### GIVEN INSTRUCTION
Print all records exactly, leaving nothing out.

──────────────────────────────

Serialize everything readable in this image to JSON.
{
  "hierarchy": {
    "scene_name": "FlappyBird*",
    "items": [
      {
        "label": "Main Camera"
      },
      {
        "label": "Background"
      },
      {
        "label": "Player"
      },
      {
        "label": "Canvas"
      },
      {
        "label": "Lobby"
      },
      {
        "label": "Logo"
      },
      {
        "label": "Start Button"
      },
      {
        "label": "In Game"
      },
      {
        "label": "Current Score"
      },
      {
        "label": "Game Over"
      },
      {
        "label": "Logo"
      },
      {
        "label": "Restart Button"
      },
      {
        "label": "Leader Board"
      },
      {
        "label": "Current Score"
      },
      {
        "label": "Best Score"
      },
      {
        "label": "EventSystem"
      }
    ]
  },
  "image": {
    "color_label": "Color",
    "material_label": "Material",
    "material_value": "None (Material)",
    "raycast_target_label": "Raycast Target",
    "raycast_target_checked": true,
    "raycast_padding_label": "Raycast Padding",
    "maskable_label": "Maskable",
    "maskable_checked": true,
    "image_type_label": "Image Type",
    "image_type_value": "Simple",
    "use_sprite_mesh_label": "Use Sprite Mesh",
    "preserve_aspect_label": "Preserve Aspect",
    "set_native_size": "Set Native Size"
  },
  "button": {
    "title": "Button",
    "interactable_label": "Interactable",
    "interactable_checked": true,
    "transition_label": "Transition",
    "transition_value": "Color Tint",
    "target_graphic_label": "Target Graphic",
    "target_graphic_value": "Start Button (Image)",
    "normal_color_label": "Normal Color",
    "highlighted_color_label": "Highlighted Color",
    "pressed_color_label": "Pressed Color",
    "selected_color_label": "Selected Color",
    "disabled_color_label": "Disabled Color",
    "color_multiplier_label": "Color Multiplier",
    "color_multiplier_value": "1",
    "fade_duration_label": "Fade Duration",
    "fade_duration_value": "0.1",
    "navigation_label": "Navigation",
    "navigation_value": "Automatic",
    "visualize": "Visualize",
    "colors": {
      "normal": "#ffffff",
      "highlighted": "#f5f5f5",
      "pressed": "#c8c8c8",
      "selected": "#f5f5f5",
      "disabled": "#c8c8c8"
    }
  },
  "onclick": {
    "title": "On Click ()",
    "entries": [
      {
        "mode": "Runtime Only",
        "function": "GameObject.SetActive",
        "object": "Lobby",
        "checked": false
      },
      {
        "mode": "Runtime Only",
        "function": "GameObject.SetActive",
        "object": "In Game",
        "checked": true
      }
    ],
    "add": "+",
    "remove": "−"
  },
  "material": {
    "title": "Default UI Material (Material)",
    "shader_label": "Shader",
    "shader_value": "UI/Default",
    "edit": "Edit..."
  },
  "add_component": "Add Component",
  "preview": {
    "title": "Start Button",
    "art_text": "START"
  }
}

──────────────────────────────

### TASK SOLUTION
Serialize everything readable in this image to JSON.
{
  "hierarchy": {
    "scene_name": "FlappyBird*",
    "items": [
      {
        "label": "Main Camera"
      },
      {
        "label": "Background"
      },
      {
        "label": "Player"
      },
      {
        "label": "Canvas"
      },
      {
        "label": "Lobby"
      },
      {
        "label": "Logo"
      },
      {
        "label": "Start Button"
      },
      {
        "label": "In Game"
      },
      {
        "label": "Current Score"
      },
      {
        "label": "Game Over"
      },
      {
        "label": "Logo"
      },
      {
        "label": "Restart Button"
      },
      {
        "label": "Leader Board"
      },
      {
        "label": "Current Score"
      },
      {
        "label": "Best Score"
      },
      {
        "label": "EventSystem"
      }
    ]
  },
  "image": {
    "color_label": "Color",
    "material_label": "Material",
    "material_value": "None (Material)",
    "raycast_target_label": "Raycast Target",
    "raycast_target_checked": true,
    "raycast_padding_label": "Raycast Padding",
    "maskable_label": "Maskable",
    "maskable_checked": true,
    "image_type_label": "Image Type",
    "image_type_value": "Simple",
    "use_sprite_mesh_label": "Use Sprite Mesh",
    "preserve_aspect_label": "Preserve Aspect",
    "set_native_size": "Set Native Size"
  },
  "button": {
    "title": "Button",
    "interactable_label": "Interactable",
    "interactable_checked": true,
    "transition_label": "Transition",
    "transition_value": "Color Tint",
    "target_graphic_label": "Target Graphic",
    "target_graphic_value": "Start Button (Image)",
    "normal_color_label": "Normal Color",
    "highlighted_color_label": "Highlighted Color",
    "pressed_color_label": "Pressed Color",
    "selected_color_label": "Selected Color",
    "disabled_color_label": "Disabled Color",
    "color_multiplier_label": "Color Multiplier",
    "color_multiplier_value": "1",
    "fade_duration_label": "Fade Duration",
    "fade_duration_value": "0.1",
    "navigation_label": "Navigation",
    "navigation_value": "Automatic",
    "visualize": "Visualize",
    "colors": {
      "normal": "#ffffff",
      "highlighted": "#f5f5f5",
      "pressed": "#c8c8c8",
      "selected": "#f5f5f5",
      "disabled": "#c8c8c8"
    }
  },
  "onclick": {
    "title": "On Click ()",
    "entries": [
      {
        "mode": "Runtime Only",
        "function": "GameObject.SetActive",
        "object": "Lobby",
        "checked": false
      },
      {
        "mode": "Runtime Only",
        "function": "GameObject.SetActive",
        "object": "In Game",
        "checked": true
      }
    ],
    "add": "+",
    "remove": "−"
  },
  "material": {
    "title": "Default UI Material (Material)",
    "shader_label": "Shader",
    "shader_value": "UI/Default",
    "edit": "Edit..."
  },
  "add_component": "Add Component",
  "preview": {
    "title": "Start Button",
    "art_text": "START"
  }
}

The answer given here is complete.